*** Record set ***

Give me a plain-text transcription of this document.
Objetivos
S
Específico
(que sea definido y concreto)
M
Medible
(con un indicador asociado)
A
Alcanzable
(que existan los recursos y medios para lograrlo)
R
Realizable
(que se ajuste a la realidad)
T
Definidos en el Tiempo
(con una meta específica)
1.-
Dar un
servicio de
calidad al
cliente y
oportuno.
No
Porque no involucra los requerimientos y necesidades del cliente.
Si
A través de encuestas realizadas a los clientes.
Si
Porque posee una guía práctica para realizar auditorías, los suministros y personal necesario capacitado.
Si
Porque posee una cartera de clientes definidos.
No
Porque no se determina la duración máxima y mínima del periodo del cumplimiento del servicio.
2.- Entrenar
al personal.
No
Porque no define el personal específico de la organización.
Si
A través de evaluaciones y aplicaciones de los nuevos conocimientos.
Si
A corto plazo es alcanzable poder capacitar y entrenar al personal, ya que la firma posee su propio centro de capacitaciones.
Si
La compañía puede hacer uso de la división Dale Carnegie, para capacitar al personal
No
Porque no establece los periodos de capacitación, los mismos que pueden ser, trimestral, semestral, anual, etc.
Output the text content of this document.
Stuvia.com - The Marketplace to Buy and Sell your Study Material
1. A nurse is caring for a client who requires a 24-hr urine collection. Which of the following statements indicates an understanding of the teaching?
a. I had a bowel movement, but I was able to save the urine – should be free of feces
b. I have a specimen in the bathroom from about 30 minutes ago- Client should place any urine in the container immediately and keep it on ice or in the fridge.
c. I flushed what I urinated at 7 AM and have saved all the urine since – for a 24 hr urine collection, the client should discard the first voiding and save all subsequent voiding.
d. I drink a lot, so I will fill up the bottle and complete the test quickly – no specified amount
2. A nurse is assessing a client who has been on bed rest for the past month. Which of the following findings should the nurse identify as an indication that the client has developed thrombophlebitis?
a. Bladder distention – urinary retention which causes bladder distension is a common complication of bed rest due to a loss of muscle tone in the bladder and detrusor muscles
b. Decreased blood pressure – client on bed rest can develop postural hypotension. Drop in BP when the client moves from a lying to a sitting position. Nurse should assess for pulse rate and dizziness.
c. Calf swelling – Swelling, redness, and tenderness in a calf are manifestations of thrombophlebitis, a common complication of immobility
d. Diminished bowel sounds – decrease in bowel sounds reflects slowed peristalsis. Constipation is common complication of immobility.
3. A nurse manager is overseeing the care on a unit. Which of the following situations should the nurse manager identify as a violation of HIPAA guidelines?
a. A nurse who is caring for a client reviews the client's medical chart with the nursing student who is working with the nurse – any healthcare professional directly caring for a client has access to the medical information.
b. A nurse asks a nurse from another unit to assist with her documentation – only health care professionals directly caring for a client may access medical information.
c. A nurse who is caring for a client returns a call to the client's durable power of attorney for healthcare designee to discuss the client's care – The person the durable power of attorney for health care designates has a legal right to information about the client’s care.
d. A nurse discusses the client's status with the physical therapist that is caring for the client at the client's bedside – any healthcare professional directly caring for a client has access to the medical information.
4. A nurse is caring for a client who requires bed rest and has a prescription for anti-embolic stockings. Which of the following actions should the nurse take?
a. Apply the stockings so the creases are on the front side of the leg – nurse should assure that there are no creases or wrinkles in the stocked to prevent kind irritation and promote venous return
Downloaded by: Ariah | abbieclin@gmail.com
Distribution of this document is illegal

***

[Directive] Return all of the entries exactly as written.

[The reply]
Give me a plain-text transcription of this document.
Objetivos
S
Específico
(que sea definido y concreto)
M
Medible
(con un indicador asociado)
A
Alcanzable
(que existan los recursos y medios para lograrlo)
R
Realizable
(que se ajuste a la realidad)
T
Definidos en el Tiempo
(con una meta específica)
1.-
Dar un
servicio de
calidad al
cliente y
oportuno.
No
Porque no involucra los requerimientos y necesidades del cliente.
Si
A través de encuestas realizadas a los clientes.
Si
Porque posee una guía práctica para realizar auditorías, los suministros y personal necesario capacitado.
Si
Porque posee una cartera de clientes definidos.
No
Porque no se determina la duración máxima y mínima del periodo del cumplimiento del servicio.
2.- Entrenar
al personal.
No
Porque no define el personal específico de la organización.
Si
A través de evaluaciones y aplicaciones de los nuevos conocimientos.
Si
A corto plazo es alcanzable poder capacitar y entrenar al personal, ya que la firma posee su propio centro de capacitaciones.
Si
La compañía puede hacer uso de la división Dale Carnegie, para capacitar al personal
No
Porque no establece los periodos de capacitación, los mismos que pueden ser, trimestral, semestral, anual, etc.
Output the text content of this document.
Stuvia.com - The Marketplace to Buy and Sell your Study Material
1. A nurse is caring for a client who requires a 24-hr urine collection. Which of the following statements indicates an understanding of the teaching?
a. I had a bowel movement, but I was able to save the urine – should be free of feces
b. I have a specimen in the bathroom from about 30 minutes ago- Client should place any urine in the container immediately and keep it on ice or in the fridge.
c. I flushed what I urinated at 7 AM and have saved all the urine since – for a 24 hr urine collection, the client should discard the first voiding and save all subsequent voiding.
d. I drink a lot, so I will fill up the bottle and complete the test quickly – no specified amount
2. A nurse is assessing a client who has been on bed rest for the past month. Which of the following findings should the nurse identify as an indication that the client has developed thrombophlebitis?
a. Bladder distention – urinary retention which causes bladder distension is a common complication of bed rest due to a loss of muscle tone in the bladder and detrusor muscles
b. Decreased blood pressure – client on bed rest can develop postural hypotension. Drop in BP when the client moves from a lying to a sitting position. Nurse should assess for pulse rate and dizziness.
c. Calf swelling – Swelling, redness, and tenderness in a calf are manifestations of thrombophlebitis, a common complication of immobility
d. Diminished bowel sounds – decrease in bowel sounds reflects slowed peristalsis. Constipation is common complication of immobility.
3. A nurse manager is overseeing the care on a unit. Which of the following situations should the nurse manager identify as a violation of HIPAA guidelines?
a. A nurse who is caring for a client reviews the client's medical chart with the nursing student who is working with the nurse – any healthcare professional directly caring for a client has access to the medical information.
b. A nurse asks a nurse from another unit to assist with her documentation – only health care professionals directly caring for a client may access medical information.
c. A nurse who is caring for a client returns a call to the client's durable power of attorney for healthcare designee to discuss the client's care – The person the durable power of attorney for health care designates has a legal right to information about the client’s care.
d. A nurse discusses the client's status with the physical therapist that is caring for the client at the client's bedside – any healthcare professional directly caring for a client has access to the medical information.
4. A nurse is caring for a client who requires bed rest and has a prescription for anti-embolic stockings. Which of the following actions should the nurse take?
a. Apply the stockings so the creases are on the front side of the leg – nurse should assure that there are no creases or wrinkles in the stocked to prevent kind irritation and promote venous return
Downloaded by: Ariah | abbieclin@gmail.com
Distribution of this document is illegal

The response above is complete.